#### EXERCISE OBJECTIVE:
Find every line in the records below that holds the word "name" and copy it.

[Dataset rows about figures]

>>>>

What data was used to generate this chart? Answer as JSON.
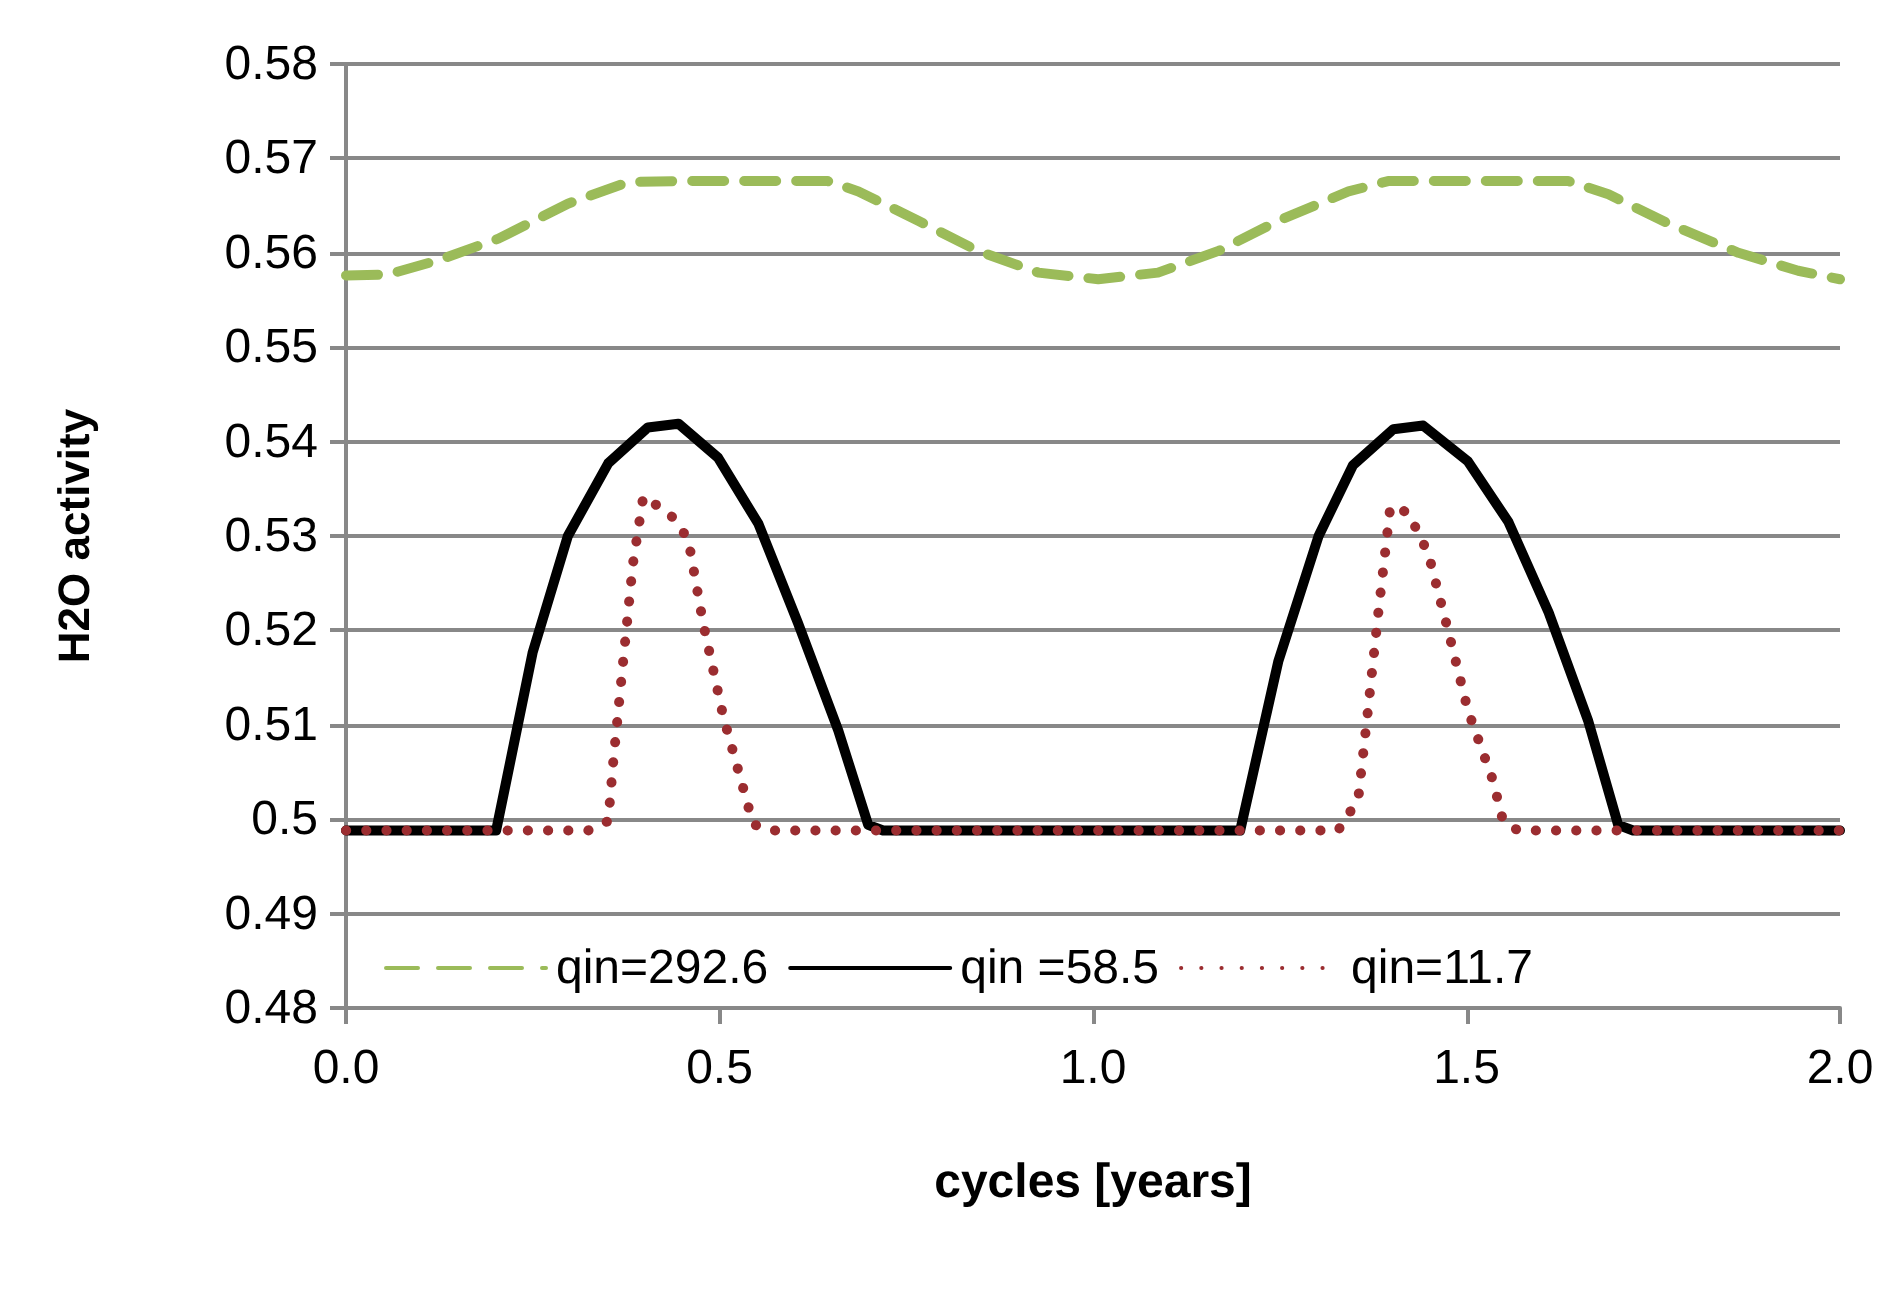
{
  "chart_data": {
    "type": "line",
    "xlabel": "cycles [years]",
    "ylabel": "H2O activity",
    "xlim": [
      0,
      2
    ],
    "xticks": [
      {
        "value": 0,
        "label": "0.0"
      },
      {
        "value": 0.5,
        "label": "0.5"
      },
      {
        "value": 1,
        "label": "1.0"
      },
      {
        "value": 1.5,
        "label": "1.5"
      },
      {
        "value": 2,
        "label": "2.0"
      }
    ],
    "ylim": [
      0.48,
      0.58
    ],
    "yticks": [
      0.48,
      0.49,
      0.5,
      0.51,
      0.52,
      0.53,
      0.54,
      0.55,
      0.56,
      0.57,
      0.58
    ],
    "grid": "y",
    "legend": "bottom",
    "marker": "none",
    "series": [
      {
        "name": "qin=292.6",
        "color": "#9bbb59",
        "line_style": "dashed",
        "x": [
          0,
          0.056,
          0.123,
          0.204,
          0.297,
          0.378,
          0.445,
          0.645,
          0.686,
          0.766,
          0.846,
          0.927,
          1.007,
          1.087,
          1.168,
          1.248,
          1.342,
          1.395,
          1.636,
          1.69,
          1.77,
          1.864,
          1.944,
          2.0
        ],
        "values": [
          0.5576,
          0.5577,
          0.5592,
          0.5615,
          0.5652,
          0.5675,
          0.5676,
          0.5676,
          0.5665,
          0.5634,
          0.5602,
          0.5579,
          0.5572,
          0.5579,
          0.5602,
          0.5634,
          0.5665,
          0.5676,
          0.5676,
          0.5662,
          0.5631,
          0.56,
          0.5581,
          0.5572
        ]
      },
      {
        "name": "qin =58.5",
        "color": "#000000",
        "line_style": "solid",
        "x": [
          0,
          0.201,
          0.25,
          0.297,
          0.351,
          0.404,
          0.445,
          0.498,
          0.552,
          0.605,
          0.659,
          0.699,
          0.719,
          1.197,
          1.248,
          1.302,
          1.348,
          1.402,
          1.442,
          1.502,
          1.556,
          1.61,
          1.663,
          1.703,
          1.723,
          2.0
        ],
        "values": [
          0.4988,
          0.4988,
          0.5177,
          0.53,
          0.5377,
          0.5415,
          0.5419,
          0.5383,
          0.5313,
          0.5208,
          0.5094,
          0.4994,
          0.4988,
          0.4988,
          0.5167,
          0.53,
          0.5375,
          0.5413,
          0.5417,
          0.5379,
          0.5315,
          0.5219,
          0.5104,
          0.4994,
          0.4988,
          0.4988
        ]
      },
      {
        "name": "qin=11.7",
        "color": "#9b2d30",
        "line_style": "dotted",
        "x": [
          0,
          0.324,
          0.351,
          0.358,
          0.371,
          0.384,
          0.398,
          0.434,
          0.458,
          0.478,
          0.505,
          0.525,
          0.545,
          0.565,
          1.328,
          1.355,
          1.368,
          1.382,
          1.398,
          1.422,
          1.449,
          1.476,
          1.502,
          1.535,
          1.549,
          1.569,
          2.0
        ],
        "values": [
          0.4988,
          0.4988,
          0.4998,
          0.5063,
          0.5167,
          0.527,
          0.5342,
          0.5323,
          0.5297,
          0.5208,
          0.5109,
          0.5052,
          0.4995,
          0.4988,
          0.4988,
          0.5021,
          0.5115,
          0.5219,
          0.5331,
          0.5325,
          0.5281,
          0.5198,
          0.5115,
          0.5042,
          0.4998,
          0.4988,
          0.4988
        ]
      }
    ]
  }
}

<<<<

#### SOLUTION FOR THIS TASK:
        "name": "qin=292.6",
        "name": "qin =58.5",
        "name": "qin=11.7",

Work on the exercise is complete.